▶ [INSTRUCTIONS TO FOLLOW] All of the data must be printed exactly; please include every line.

▶ [SUPPLIED RECORDS]

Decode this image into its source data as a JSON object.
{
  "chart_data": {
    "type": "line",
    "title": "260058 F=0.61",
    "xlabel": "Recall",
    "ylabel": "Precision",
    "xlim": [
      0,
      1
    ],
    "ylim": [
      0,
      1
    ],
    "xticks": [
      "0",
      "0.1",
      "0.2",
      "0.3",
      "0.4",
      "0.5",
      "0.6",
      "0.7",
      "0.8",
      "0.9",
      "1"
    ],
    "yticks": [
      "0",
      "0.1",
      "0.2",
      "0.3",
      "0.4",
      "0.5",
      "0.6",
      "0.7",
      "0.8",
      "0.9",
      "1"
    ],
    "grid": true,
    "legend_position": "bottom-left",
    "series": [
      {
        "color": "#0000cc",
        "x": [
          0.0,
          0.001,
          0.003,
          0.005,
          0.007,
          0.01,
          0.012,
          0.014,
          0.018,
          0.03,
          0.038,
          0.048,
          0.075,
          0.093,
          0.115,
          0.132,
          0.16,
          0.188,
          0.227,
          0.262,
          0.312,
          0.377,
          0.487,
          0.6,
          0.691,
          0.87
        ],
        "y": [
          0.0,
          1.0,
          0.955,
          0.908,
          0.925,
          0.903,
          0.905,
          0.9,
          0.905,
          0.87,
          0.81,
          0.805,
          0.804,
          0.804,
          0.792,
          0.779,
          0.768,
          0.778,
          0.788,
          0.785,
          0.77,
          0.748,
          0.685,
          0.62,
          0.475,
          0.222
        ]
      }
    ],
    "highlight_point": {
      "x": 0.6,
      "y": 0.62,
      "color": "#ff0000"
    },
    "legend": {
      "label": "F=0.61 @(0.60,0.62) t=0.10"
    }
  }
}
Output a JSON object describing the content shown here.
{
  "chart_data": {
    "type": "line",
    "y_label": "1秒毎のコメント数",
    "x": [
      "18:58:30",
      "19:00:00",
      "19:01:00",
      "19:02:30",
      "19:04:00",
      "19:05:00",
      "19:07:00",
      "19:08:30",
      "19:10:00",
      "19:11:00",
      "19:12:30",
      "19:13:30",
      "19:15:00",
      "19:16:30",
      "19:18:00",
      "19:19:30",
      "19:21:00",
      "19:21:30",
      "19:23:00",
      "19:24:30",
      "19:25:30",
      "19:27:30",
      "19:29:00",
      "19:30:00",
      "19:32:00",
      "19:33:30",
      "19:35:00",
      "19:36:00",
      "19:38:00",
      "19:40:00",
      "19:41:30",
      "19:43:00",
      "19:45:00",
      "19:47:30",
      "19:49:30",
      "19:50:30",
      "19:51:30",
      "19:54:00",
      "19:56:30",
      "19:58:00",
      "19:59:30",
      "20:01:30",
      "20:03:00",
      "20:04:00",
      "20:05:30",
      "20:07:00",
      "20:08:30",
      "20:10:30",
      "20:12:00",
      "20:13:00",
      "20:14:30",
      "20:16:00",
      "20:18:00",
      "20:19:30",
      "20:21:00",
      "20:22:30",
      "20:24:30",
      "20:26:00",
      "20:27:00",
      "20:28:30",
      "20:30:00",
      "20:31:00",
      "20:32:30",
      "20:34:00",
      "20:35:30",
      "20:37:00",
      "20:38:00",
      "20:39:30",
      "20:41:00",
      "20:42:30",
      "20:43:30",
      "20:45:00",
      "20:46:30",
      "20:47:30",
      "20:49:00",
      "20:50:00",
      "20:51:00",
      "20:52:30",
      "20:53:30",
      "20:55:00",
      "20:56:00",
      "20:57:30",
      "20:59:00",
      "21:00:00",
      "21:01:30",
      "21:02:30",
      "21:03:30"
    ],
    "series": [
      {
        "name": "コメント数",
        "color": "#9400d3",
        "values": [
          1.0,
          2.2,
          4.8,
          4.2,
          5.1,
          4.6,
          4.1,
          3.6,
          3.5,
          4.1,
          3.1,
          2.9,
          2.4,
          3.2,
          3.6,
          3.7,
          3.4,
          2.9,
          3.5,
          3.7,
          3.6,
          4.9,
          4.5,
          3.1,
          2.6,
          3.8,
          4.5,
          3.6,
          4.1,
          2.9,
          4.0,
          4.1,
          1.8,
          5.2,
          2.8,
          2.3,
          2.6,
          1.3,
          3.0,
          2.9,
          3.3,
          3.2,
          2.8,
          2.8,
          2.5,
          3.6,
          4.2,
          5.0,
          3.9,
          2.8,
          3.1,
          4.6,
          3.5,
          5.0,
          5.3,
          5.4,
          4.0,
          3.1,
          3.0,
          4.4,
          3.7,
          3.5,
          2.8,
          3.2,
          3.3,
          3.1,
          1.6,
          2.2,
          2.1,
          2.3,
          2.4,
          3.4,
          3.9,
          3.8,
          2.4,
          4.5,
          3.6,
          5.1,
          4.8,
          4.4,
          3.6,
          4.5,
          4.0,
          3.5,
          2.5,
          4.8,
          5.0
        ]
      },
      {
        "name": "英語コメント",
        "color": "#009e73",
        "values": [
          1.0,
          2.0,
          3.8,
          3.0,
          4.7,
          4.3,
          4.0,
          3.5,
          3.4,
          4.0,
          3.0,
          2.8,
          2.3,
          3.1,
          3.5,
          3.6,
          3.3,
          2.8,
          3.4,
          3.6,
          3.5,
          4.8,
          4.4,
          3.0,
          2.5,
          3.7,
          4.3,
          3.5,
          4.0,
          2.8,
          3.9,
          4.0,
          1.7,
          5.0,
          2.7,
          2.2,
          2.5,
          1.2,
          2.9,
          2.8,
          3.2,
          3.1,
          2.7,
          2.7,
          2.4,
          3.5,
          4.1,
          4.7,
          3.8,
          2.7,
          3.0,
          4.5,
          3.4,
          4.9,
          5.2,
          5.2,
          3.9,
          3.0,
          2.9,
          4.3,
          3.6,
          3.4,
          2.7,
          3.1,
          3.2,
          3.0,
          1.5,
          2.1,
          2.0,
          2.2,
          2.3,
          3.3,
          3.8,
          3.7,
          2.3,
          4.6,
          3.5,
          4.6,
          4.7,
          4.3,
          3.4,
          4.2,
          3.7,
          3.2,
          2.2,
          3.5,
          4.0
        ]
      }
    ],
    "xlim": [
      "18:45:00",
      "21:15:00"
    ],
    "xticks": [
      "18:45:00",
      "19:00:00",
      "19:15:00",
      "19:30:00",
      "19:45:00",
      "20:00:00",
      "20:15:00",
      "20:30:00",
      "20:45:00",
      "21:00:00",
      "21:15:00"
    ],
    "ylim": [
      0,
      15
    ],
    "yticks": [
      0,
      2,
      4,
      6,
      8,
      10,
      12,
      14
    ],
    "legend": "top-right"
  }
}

▶ [RESULT BELOW]
Decode this image into its source data as a JSON object.
{
  "chart_data": {
    "type": "line",
    "title": "260058 F=0.61",
    "xlabel": "Recall",
    "ylabel": "Precision",
    "xlim": [
      0,
      1
    ],
    "ylim": [
      0,
      1
    ],
    "xticks": [
      "0",
      "0.1",
      "0.2",
      "0.3",
      "0.4",
      "0.5",
      "0.6",
      "0.7",
      "0.8",
      "0.9",
      "1"
    ],
    "yticks": [
      "0",
      "0.1",
      "0.2",
      "0.3",
      "0.4",
      "0.5",
      "0.6",
      "0.7",
      "0.8",
      "0.9",
      "1"
    ],
    "grid": true,
    "legend_position": "bottom-left",
    "series": [
      {
        "color": "#0000cc",
        "x": [
          0.0,
          0.001,
          0.003,
          0.005,
          0.007,
          0.01,
          0.012,
          0.014,
          0.018,
          0.03,
          0.038,
          0.048,
          0.075,
          0.093,
          0.115,
          0.132,
          0.16,
          0.188,
          0.227,
          0.262,
          0.312,
          0.377,
          0.487,
          0.6,
          0.691,
          0.87
        ],
        "y": [
          0.0,
          1.0,
          0.955,
          0.908,
          0.925,
          0.903,
          0.905,
          0.9,
          0.905,
          0.87,
          0.81,
          0.805,
          0.804,
          0.804,
          0.792,
          0.779,
          0.768,
          0.778,
          0.788,
          0.785,
          0.77,
          0.748,
          0.685,
          0.62,
          0.475,
          0.222
        ]
      }
    ],
    "highlight_point": {
      "x": 0.6,
      "y": 0.62,
      "color": "#ff0000"
    },
    "legend": {
      "label": "F=0.61 @(0.60,0.62) t=0.10"
    }
  }
}
Output a JSON object describing the content shown here.
{
  "chart_data": {
    "type": "line",
    "y_label": "1秒毎のコメント数",
    "x": [
      "18:58:30",
      "19:00:00",
      "19:01:00",
      "19:02:30",
      "19:04:00",
      "19:05:00",
      "19:07:00",
      "19:08:30",
      "19:10:00",
      "19:11:00",
      "19:12:30",
      "19:13:30",
      "19:15:00",
      "19:16:30",
      "19:18:00",
      "19:19:30",
      "19:21:00",
      "19:21:30",
      "19:23:00",
      "19:24:30",
      "19:25:30",
      "19:27:30",
      "19:29:00",
      "19:30:00",
      "19:32:00",
      "19:33:30",
      "19:35:00",
      "19:36:00",
      "19:38:00",
      "19:40:00",
      "19:41:30",
      "19:43:00",
      "19:45:00",
      "19:47:30",
      "19:49:30",
      "19:50:30",
      "19:51:30",
      "19:54:00",
      "19:56:30",
      "19:58:00",
      "19:59:30",
      "20:01:30",
      "20:03:00",
      "20:04:00",
      "20:05:30",
      "20:07:00",
      "20:08:30",
      "20:10:30",
      "20:12:00",
      "20:13:00",
      "20:14:30",
      "20:16:00",
      "20:18:00",
      "20:19:30",
      "20:21:00",
      "20:22:30",
      "20:24:30",
      "20:26:00",
      "20:27:00",
      "20:28:30",
      "20:30:00",
      "20:31:00",
      "20:32:30",
      "20:34:00",
      "20:35:30",
      "20:37:00",
      "20:38:00",
      "20:39:30",
      "20:41:00",
      "20:42:30",
      "20:43:30",
      "20:45:00",
      "20:46:30",
      "20:47:30",
      "20:49:00",
      "20:50:00",
      "20:51:00",
      "20:52:30",
      "20:53:30",
      "20:55:00",
      "20:56:00",
      "20:57:30",
      "20:59:00",
      "21:00:00",
      "21:01:30",
      "21:02:30",
      "21:03:30"
    ],
    "series": [
      {
        "name": "コメント数",
        "color": "#9400d3",
        "values": [
          1.0,
          2.2,
          4.8,
          4.2,
          5.1,
          4.6,
          4.1,
          3.6,
          3.5,
          4.1,
          3.1,
          2.9,
          2.4,
          3.2,
          3.6,
          3.7,
          3.4,
          2.9,
          3.5,
          3.7,
          3.6,
          4.9,
          4.5,
          3.1,
          2.6,
          3.8,
          4.5,
          3.6,
          4.1,
          2.9,
          4.0,
          4.1,
          1.8,
          5.2,
          2.8,
          2.3,
          2.6,
          1.3,
          3.0,
          2.9,
          3.3,
          3.2,
          2.8,
          2.8,
          2.5,
          3.6,
          4.2,
          5.0,
          3.9,
          2.8,
          3.1,
          4.6,
          3.5,
          5.0,
          5.3,
          5.4,
          4.0,
          3.1,
          3.0,
          4.4,
          3.7,
          3.5,
          2.8,
          3.2,
          3.3,
          3.1,
          1.6,
          2.2,
          2.1,
          2.3,
          2.4,
          3.4,
          3.9,
          3.8,
          2.4,
          4.5,
          3.6,
          5.1,
          4.8,
          4.4,
          3.6,
          4.5,
          4.0,
          3.5,
          2.5,
          4.8,
          5.0
        ]
      },
      {
        "name": "英語コメント",
        "color": "#009e73",
        "values": [
          1.0,
          2.0,
          3.8,
          3.0,
          4.7,
          4.3,
          4.0,
          3.5,
          3.4,
          4.0,
          3.0,
          2.8,
          2.3,
          3.1,
          3.5,
          3.6,
          3.3,
          2.8,
          3.4,
          3.6,
          3.5,
          4.8,
          4.4,
          3.0,
          2.5,
          3.7,
          4.3,
          3.5,
          4.0,
          2.8,
          3.9,
          4.0,
          1.7,
          5.0,
          2.7,
          2.2,
          2.5,
          1.2,
          2.9,
          2.8,
          3.2,
          3.1,
          2.7,
          2.7,
          2.4,
          3.5,
          4.1,
          4.7,
          3.8,
          2.7,
          3.0,
          4.5,
          3.4,
          4.9,
          5.2,
          5.2,
          3.9,
          3.0,
          2.9,
          4.3,
          3.6,
          3.4,
          2.7,
          3.1,
          3.2,
          3.0,
          1.5,
          2.1,
          2.0,
          2.2,
          2.3,
          3.3,
          3.8,
          3.7,
          2.3,
          4.6,
          3.5,
          4.6,
          4.7,
          4.3,
          3.4,
          4.2,
          3.7,
          3.2,
          2.2,
          3.5,
          4.0
        ]
      }
    ],
    "xlim": [
      "18:45:00",
      "21:15:00"
    ],
    "xticks": [
      "18:45:00",
      "19:00:00",
      "19:15:00",
      "19:30:00",
      "19:45:00",
      "20:00:00",
      "20:15:00",
      "20:30:00",
      "20:45:00",
      "21:00:00",
      "21:15:00"
    ],
    "ylim": [
      0,
      15
    ],
    "yticks": [
      0,
      2,
      4,
      6,
      8,
      10,
      12,
      14
    ],
    "legend": "top-right"
  }
}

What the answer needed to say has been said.